**Working data**
--- start ---

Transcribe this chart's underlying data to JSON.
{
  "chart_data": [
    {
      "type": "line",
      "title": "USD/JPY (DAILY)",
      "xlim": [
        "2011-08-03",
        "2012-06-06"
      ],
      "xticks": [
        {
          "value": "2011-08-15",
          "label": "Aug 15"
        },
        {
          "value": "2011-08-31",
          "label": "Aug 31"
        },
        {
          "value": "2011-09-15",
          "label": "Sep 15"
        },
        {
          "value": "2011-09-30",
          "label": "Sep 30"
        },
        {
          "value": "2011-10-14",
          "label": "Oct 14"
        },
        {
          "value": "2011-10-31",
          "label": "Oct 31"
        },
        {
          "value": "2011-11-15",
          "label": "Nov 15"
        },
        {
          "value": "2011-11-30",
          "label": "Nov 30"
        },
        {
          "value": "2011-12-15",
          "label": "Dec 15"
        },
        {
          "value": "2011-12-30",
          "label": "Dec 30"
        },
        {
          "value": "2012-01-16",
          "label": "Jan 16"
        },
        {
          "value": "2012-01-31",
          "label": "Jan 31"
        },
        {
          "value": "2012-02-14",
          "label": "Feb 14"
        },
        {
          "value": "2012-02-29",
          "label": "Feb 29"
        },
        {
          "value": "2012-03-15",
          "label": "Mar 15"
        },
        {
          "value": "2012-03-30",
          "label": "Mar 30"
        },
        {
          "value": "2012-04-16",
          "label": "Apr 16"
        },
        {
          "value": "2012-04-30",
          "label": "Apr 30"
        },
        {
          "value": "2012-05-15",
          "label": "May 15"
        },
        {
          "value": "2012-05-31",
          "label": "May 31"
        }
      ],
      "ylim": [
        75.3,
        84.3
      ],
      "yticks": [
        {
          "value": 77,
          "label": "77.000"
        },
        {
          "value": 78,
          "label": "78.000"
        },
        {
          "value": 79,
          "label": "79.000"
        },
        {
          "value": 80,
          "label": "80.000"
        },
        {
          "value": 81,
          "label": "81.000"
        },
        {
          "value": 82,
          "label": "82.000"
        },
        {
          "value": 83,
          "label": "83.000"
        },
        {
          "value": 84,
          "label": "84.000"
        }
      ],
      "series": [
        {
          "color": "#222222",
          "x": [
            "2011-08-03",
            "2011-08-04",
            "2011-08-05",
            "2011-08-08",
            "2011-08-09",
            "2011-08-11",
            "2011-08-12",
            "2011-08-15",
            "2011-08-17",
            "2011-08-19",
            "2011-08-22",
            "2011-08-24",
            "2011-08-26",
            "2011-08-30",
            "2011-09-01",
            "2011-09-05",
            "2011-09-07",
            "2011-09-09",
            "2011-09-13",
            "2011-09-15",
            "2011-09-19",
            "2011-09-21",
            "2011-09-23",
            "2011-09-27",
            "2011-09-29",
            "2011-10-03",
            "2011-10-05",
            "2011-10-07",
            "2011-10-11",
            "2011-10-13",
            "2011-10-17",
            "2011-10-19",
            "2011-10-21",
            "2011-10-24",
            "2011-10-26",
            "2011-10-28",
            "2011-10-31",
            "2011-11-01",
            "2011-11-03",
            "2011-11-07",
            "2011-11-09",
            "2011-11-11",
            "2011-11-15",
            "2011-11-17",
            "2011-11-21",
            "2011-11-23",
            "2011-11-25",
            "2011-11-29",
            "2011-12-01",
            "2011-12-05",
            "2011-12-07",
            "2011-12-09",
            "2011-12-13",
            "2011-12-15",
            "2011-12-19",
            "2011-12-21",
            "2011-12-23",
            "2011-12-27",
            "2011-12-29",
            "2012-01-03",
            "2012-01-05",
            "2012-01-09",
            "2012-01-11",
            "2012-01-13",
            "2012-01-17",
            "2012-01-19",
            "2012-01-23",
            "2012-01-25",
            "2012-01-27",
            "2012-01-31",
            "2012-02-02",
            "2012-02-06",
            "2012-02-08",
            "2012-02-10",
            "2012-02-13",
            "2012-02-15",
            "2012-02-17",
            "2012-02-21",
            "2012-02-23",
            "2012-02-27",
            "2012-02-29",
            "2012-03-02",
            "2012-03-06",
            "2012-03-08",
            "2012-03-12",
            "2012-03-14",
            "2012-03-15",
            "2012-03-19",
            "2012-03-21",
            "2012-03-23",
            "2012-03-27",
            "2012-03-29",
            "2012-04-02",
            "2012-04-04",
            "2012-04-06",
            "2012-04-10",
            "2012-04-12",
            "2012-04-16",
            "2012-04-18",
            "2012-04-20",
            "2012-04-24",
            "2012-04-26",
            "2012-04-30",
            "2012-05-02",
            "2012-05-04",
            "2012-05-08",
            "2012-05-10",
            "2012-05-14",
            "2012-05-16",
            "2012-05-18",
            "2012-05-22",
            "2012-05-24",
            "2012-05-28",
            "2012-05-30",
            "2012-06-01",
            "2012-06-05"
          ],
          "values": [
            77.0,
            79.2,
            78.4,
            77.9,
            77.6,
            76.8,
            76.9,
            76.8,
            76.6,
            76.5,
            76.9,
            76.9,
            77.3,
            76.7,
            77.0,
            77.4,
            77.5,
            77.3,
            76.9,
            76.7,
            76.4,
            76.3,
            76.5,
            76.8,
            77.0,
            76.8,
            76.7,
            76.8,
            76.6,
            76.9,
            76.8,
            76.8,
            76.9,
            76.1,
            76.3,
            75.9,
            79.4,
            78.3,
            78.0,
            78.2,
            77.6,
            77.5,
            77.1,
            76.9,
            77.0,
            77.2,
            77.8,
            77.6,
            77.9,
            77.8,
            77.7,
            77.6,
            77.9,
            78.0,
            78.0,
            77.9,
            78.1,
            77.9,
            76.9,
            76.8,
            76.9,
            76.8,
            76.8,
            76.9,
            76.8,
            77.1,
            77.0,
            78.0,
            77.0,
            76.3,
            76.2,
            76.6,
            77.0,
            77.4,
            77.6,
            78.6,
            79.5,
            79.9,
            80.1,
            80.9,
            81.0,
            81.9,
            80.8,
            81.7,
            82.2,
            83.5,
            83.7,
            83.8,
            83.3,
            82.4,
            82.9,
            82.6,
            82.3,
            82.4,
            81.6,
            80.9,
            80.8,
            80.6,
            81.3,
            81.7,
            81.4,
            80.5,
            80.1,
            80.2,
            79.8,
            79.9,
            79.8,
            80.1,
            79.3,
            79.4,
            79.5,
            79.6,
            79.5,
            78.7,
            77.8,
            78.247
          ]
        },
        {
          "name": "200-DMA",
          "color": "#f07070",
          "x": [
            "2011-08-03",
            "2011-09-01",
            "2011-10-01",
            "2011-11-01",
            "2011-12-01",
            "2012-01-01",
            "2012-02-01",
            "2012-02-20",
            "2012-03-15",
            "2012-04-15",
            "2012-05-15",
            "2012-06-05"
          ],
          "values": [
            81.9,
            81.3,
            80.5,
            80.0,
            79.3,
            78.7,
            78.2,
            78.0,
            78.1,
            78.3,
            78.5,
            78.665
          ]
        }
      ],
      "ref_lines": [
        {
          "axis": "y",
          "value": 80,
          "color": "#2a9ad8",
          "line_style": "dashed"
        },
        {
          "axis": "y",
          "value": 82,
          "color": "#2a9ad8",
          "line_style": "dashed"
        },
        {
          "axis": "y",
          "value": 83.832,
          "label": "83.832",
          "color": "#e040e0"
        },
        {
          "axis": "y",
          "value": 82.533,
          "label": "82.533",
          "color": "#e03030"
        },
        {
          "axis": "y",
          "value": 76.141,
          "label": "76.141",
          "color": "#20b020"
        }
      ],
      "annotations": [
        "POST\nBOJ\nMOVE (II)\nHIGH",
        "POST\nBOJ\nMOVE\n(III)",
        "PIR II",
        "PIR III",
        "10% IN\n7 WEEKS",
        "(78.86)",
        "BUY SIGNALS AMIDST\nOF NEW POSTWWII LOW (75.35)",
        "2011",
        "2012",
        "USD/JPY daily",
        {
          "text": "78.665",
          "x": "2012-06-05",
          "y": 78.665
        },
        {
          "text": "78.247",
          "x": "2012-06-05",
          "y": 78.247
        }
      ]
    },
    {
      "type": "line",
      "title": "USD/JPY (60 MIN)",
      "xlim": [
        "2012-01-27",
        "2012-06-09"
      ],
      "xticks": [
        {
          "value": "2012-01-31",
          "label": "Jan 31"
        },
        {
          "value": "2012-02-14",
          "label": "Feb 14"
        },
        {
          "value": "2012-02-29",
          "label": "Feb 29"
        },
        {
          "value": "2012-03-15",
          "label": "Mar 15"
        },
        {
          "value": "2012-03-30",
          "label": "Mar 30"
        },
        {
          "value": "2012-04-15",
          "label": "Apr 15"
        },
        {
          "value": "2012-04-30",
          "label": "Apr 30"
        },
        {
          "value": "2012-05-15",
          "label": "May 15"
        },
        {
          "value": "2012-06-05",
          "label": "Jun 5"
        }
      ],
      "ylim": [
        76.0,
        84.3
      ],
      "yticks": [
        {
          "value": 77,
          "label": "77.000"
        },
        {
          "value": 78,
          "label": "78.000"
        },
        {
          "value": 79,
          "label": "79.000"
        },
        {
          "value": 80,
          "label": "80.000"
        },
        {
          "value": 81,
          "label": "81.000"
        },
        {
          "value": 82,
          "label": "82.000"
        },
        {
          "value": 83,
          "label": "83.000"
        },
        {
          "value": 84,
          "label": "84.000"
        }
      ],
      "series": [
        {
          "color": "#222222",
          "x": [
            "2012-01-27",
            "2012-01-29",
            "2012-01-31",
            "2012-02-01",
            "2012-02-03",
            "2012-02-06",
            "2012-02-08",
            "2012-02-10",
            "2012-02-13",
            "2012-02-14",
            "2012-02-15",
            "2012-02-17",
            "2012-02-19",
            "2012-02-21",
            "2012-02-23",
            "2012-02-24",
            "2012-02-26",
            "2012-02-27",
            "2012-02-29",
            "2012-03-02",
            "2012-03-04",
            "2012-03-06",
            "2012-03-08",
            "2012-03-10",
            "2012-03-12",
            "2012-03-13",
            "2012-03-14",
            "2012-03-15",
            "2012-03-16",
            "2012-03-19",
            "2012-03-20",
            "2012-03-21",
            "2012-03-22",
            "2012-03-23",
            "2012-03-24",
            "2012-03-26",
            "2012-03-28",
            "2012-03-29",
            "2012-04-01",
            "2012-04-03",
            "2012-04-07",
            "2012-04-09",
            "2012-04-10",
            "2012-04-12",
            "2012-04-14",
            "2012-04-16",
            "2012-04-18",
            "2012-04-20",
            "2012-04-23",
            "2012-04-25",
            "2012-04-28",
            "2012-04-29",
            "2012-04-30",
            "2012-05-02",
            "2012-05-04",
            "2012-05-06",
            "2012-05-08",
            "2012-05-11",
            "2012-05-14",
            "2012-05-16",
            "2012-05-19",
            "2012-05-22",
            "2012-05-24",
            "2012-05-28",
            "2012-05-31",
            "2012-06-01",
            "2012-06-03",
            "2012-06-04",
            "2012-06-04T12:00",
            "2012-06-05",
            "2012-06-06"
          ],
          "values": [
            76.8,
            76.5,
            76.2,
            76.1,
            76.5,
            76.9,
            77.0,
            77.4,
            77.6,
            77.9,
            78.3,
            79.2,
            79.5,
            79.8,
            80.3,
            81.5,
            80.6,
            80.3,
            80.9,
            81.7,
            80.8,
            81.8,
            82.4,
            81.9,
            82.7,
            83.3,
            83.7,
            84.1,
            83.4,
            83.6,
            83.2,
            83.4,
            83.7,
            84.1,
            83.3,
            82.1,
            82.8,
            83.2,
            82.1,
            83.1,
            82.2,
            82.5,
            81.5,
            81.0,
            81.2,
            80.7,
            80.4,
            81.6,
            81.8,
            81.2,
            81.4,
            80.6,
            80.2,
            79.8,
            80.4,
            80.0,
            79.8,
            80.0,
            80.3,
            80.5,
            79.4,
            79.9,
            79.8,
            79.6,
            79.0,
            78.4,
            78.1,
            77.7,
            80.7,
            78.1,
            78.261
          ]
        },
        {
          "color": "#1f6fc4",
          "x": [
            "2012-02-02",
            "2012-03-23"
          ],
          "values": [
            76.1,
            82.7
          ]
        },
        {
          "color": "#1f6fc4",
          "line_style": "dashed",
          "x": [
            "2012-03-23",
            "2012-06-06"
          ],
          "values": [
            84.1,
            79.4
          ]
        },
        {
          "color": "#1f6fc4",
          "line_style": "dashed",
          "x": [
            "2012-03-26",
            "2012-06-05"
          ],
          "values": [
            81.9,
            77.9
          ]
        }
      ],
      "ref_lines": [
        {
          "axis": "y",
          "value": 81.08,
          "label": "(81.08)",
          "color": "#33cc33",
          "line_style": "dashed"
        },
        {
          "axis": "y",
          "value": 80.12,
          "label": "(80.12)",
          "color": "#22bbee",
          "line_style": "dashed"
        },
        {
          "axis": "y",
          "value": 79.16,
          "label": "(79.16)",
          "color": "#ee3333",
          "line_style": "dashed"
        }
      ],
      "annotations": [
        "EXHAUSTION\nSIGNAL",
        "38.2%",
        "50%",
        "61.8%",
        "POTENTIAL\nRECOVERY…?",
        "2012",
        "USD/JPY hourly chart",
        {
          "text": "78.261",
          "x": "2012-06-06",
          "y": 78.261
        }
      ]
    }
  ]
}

--- end ---

**What you have to do**
Each line that holds the word "title" should be extracted from the records.

**Task response**
      "title": "USD/JPY (DAILY)",
      "title": "USD/JPY (60 MIN)",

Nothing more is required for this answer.